Figure record extracts |
_ _ _ _ _

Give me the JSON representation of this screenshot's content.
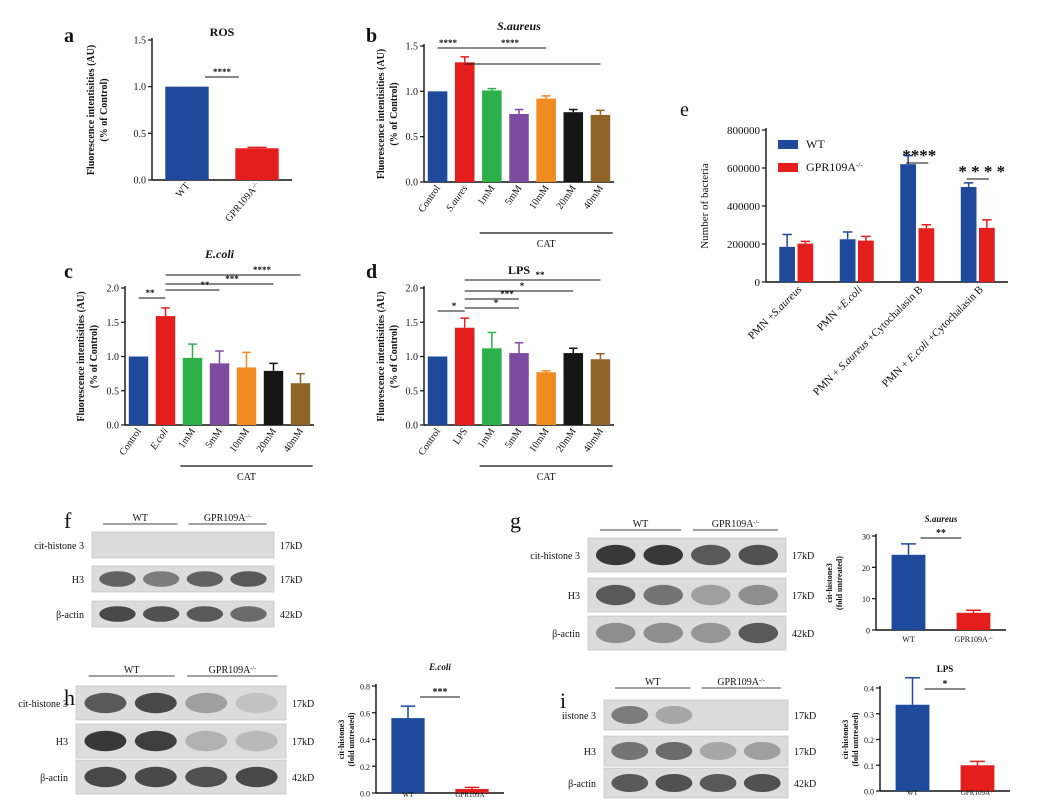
{
  "colors": {
    "blue": "#1f4a9c",
    "red": "#e41d1d",
    "green": "#2bb04a",
    "purple": "#7d4ba0",
    "orange": "#ef8b21",
    "black": "#151515",
    "brown": "#8f6428",
    "blot_bg": "#dcdcdc",
    "blot_band": "#2e2e2e"
  },
  "chart_data": [
    {
      "panel": "a",
      "type": "bar",
      "title": "ROS",
      "ylabel": "Fluorescence intentisities (AU)",
      "ylabel2": "(% of Control)",
      "ylim": [
        0,
        1.5
      ],
      "yticks": [
        "0.0",
        "0.5",
        "1.0",
        "1.5"
      ],
      "categories": [
        "WT",
        "GPR109A-/-"
      ],
      "values": [
        1.0,
        0.34
      ],
      "errors": [
        0,
        0.01
      ],
      "bar_colors": [
        "#1f4a9c",
        "#e41d1d"
      ],
      "significance": [
        {
          "from": 0,
          "to": 1,
          "label": "****"
        }
      ]
    },
    {
      "panel": "b",
      "type": "bar",
      "title": "S.aureus",
      "ylabel": "Fluorescence intentisities (AU)",
      "ylabel2": "(% of Control)",
      "ylim": [
        0,
        1.5
      ],
      "yticks": [
        "0.0",
        "0.5",
        "1.0",
        "1.5"
      ],
      "categories": [
        "Control",
        "S.aures",
        "1mM",
        "5mM",
        "10mM",
        "20mM",
        "40mM"
      ],
      "values": [
        1.0,
        1.32,
        1.01,
        0.75,
        0.92,
        0.77,
        0.74
      ],
      "errors": [
        0,
        0.06,
        0.02,
        0.05,
        0.03,
        0.03,
        0.05
      ],
      "bar_colors": [
        "#1f4a9c",
        "#e41d1d",
        "#2bb04a",
        "#7d4ba0",
        "#ef8b21",
        "#151515",
        "#8f6428"
      ],
      "group_label": "CAT",
      "significance": [
        {
          "from": 0,
          "to": 1,
          "label": "****"
        },
        {
          "from": 1,
          "to": 4,
          "label": "****"
        },
        {
          "from": 1,
          "to": 6,
          "label": ""
        }
      ]
    },
    {
      "panel": "c",
      "type": "bar",
      "title": "E.coli",
      "ylabel": "Fluorescence intentisities (AU)",
      "ylabel2": "(% of Control)",
      "ylim": [
        0,
        2.0
      ],
      "yticks": [
        "0.0",
        "0.5",
        "1.0",
        "1.5",
        "2.0"
      ],
      "categories": [
        "Control",
        "E.coli",
        "1mM",
        "5mM",
        "10mM",
        "20mM",
        "40mM"
      ],
      "values": [
        1.0,
        1.59,
        0.98,
        0.9,
        0.84,
        0.79,
        0.61
      ],
      "errors": [
        0,
        0.12,
        0.2,
        0.18,
        0.22,
        0.11,
        0.14
      ],
      "bar_colors": [
        "#1f4a9c",
        "#e41d1d",
        "#2bb04a",
        "#7d4ba0",
        "#ef8b21",
        "#151515",
        "#8f6428"
      ],
      "group_label": "CAT",
      "significance": [
        {
          "from": 0,
          "to": 1,
          "label": "**"
        },
        {
          "from": 1,
          "to": 3,
          "label": "**"
        },
        {
          "from": 1,
          "to": 5,
          "label": "***"
        },
        {
          "from": 1,
          "to": 6,
          "label": "****"
        }
      ]
    },
    {
      "panel": "d",
      "type": "bar",
      "title": "LPS",
      "ylabel": "Fluorescence intentisities (AU)",
      "ylabel2": "(% of Control)",
      "ylim": [
        0,
        2.0
      ],
      "yticks": [
        "0.0",
        "0.5",
        "1.0",
        "1.5",
        "2.0"
      ],
      "categories": [
        "Control",
        "LPS",
        "1mM",
        "5mM",
        "10mM",
        "20mM",
        "40mM"
      ],
      "values": [
        1.0,
        1.42,
        1.12,
        1.05,
        0.77,
        1.05,
        0.96
      ],
      "errors": [
        0,
        0.14,
        0.23,
        0.15,
        0.02,
        0.07,
        0.08
      ],
      "bar_colors": [
        "#1f4a9c",
        "#e41d1d",
        "#2bb04a",
        "#7d4ba0",
        "#ef8b21",
        "#151515",
        "#8f6428"
      ],
      "group_label": "CAT",
      "significance": [
        {
          "from": 0,
          "to": 1,
          "label": "*"
        },
        {
          "from": 1,
          "to": 3,
          "label": "*"
        },
        {
          "from": 1,
          "to": 3,
          "label": "***"
        },
        {
          "from": 1,
          "to": 5,
          "label": "*"
        },
        {
          "from": 1,
          "to": 6,
          "label": "**"
        }
      ]
    },
    {
      "panel": "e",
      "type": "bar",
      "ylabel": "Number of bacteria",
      "ylim": [
        0,
        800000
      ],
      "yticks": [
        "0",
        "200000",
        "400000",
        "600000",
        "800000"
      ],
      "categories": [
        "PMN +S.aureus",
        "PMN +E.coli",
        "PMN + S.aureus +Cytochalasin B",
        "PMN + E.coli +Cytochalasin B"
      ],
      "series": [
        {
          "name": "WT",
          "values": [
            185000,
            225000,
            620000,
            500000
          ],
          "errors": [
            65000,
            38000,
            45000,
            22000
          ],
          "color": "#1f4a9c"
        },
        {
          "name": "GPR109A-/-",
          "values": [
            202000,
            218000,
            283000,
            285000
          ],
          "errors": [
            12000,
            22000,
            18000,
            42000
          ],
          "color": "#e41d1d"
        }
      ],
      "significance": [
        {
          "group": 2,
          "label": "****"
        },
        {
          "group": 3,
          "label": "* * * *"
        }
      ]
    },
    {
      "panel": "g",
      "type": "bar",
      "title": "S.aureus",
      "ylabel": "cit-histone3",
      "ylabel2": "(fold untreated)",
      "ylim": [
        0,
        30
      ],
      "yticks": [
        "0",
        "10",
        "20",
        "30"
      ],
      "categories": [
        "WT",
        "GPR109A-/-"
      ],
      "values": [
        24.0,
        5.5
      ],
      "errors": [
        3.5,
        0.8
      ],
      "bar_colors": [
        "#1f4a9c",
        "#e41d1d"
      ],
      "significance": [
        {
          "from": 0,
          "to": 1,
          "label": "**"
        }
      ]
    },
    {
      "panel": "h",
      "type": "bar",
      "title": "E.coli",
      "ylabel": "cit-histone3",
      "ylabel2": "(fold untreated)",
      "ylim": [
        0,
        0.8
      ],
      "yticks": [
        "0.0",
        "0.2",
        "0.4",
        "0.6",
        "0.8"
      ],
      "categories": [
        "WT",
        "GPR109A-/-"
      ],
      "values": [
        0.56,
        0.03
      ],
      "errors": [
        0.09,
        0.012
      ],
      "bar_colors": [
        "#1f4a9c",
        "#e41d1d"
      ],
      "significance": [
        {
          "from": 0,
          "to": 1,
          "label": "***"
        }
      ]
    },
    {
      "panel": "i",
      "type": "bar",
      "title": "LPS",
      "ylabel": "cit-histone3",
      "ylabel2": "(fold untreated)",
      "ylim": [
        0,
        0.4
      ],
      "yticks": [
        "0.0",
        "0.1",
        "0.2",
        "0.3",
        "0.4"
      ],
      "categories": [
        "WT",
        "GPR109A-/-"
      ],
      "values": [
        0.335,
        0.1
      ],
      "errors": [
        0.105,
        0.015
      ],
      "bar_colors": [
        "#1f4a9c",
        "#e41d1d"
      ],
      "significance": [
        {
          "from": 0,
          "to": 1,
          "label": "*"
        }
      ]
    }
  ],
  "blots": [
    {
      "panel": "f",
      "group1": "WT",
      "group2": "GPR109A-/-",
      "rows": [
        {
          "label": "cit-histone 3",
          "kd": "17kD"
        },
        {
          "label": "H3",
          "kd": "17kD"
        },
        {
          "label": "β-actin",
          "kd": "42kD"
        }
      ]
    },
    {
      "panel": "g",
      "group1": "WT",
      "group2": "GPR109A-/-",
      "rows": [
        {
          "label": "cit-histone 3",
          "kd": "17kD"
        },
        {
          "label": "H3",
          "kd": "17kD"
        },
        {
          "label": "β-actin",
          "kd": "42kD"
        }
      ]
    },
    {
      "panel": "h",
      "group1": "WT",
      "group2": "GPR109A-/-",
      "rows": [
        {
          "label": "cit-histone 3",
          "kd": "17kD"
        },
        {
          "label": "H3",
          "kd": "17kD"
        },
        {
          "label": "β-actin",
          "kd": "42kD"
        }
      ]
    },
    {
      "panel": "i",
      "group1": "WT",
      "group2": "GPR109A-/-",
      "rows": [
        {
          "label": "iistone 3",
          "kd": "17kD"
        },
        {
          "label": "H3",
          "kd": "17kD"
        },
        {
          "label": "β-actin",
          "kd": "42kD"
        }
      ]
    }
  ]
}
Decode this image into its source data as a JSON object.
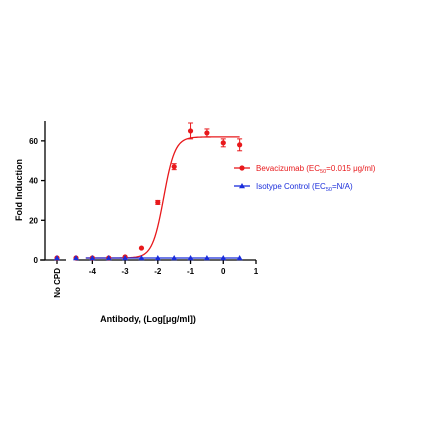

_ _ _ _ _

Exercise aim | When a line contains the string "coli", count that line; once every line of the records has been checked, state the count alone.

Task result | 5